# [Information supplied]
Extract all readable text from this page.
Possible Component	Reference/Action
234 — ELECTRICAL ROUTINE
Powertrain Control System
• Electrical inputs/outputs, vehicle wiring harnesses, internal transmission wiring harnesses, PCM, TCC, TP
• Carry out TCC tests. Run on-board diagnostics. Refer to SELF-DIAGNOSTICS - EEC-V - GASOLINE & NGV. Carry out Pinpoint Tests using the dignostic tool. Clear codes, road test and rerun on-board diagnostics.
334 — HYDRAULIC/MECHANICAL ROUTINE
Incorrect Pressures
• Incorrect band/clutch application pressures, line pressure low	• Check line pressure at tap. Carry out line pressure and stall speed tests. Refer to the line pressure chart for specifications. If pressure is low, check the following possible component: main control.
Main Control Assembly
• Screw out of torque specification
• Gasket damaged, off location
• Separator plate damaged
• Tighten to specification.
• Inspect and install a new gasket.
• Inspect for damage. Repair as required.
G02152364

# [Given instruction]
Restate every entry word for word.

# [Solution]
Extract all readable text from this page.
Possible Component	Reference/Action
234 — ELECTRICAL ROUTINE
Powertrain Control System
• Electrical inputs/outputs, vehicle wiring harnesses, internal transmission wiring harnesses, PCM, TCC, TP
• Carry out TCC tests. Run on-board diagnostics. Refer to SELF-DIAGNOSTICS - EEC-V - GASOLINE & NGV. Carry out Pinpoint Tests using the dignostic tool. Clear codes, road test and rerun on-board diagnostics.
334 — HYDRAULIC/MECHANICAL ROUTINE
Incorrect Pressures
• Incorrect band/clutch application pressures, line pressure low	• Check line pressure at tap. Carry out line pressure and stall speed tests. Refer to the line pressure chart for specifications. If pressure is low, check the following possible component: main control.
Main Control Assembly
• Screw out of torque specification
• Gasket damaged, off location
• Separator plate damaged
• Tighten to specification.
• Inspect and install a new gasket.
• Inspect for damage. Repair as required.
G02152364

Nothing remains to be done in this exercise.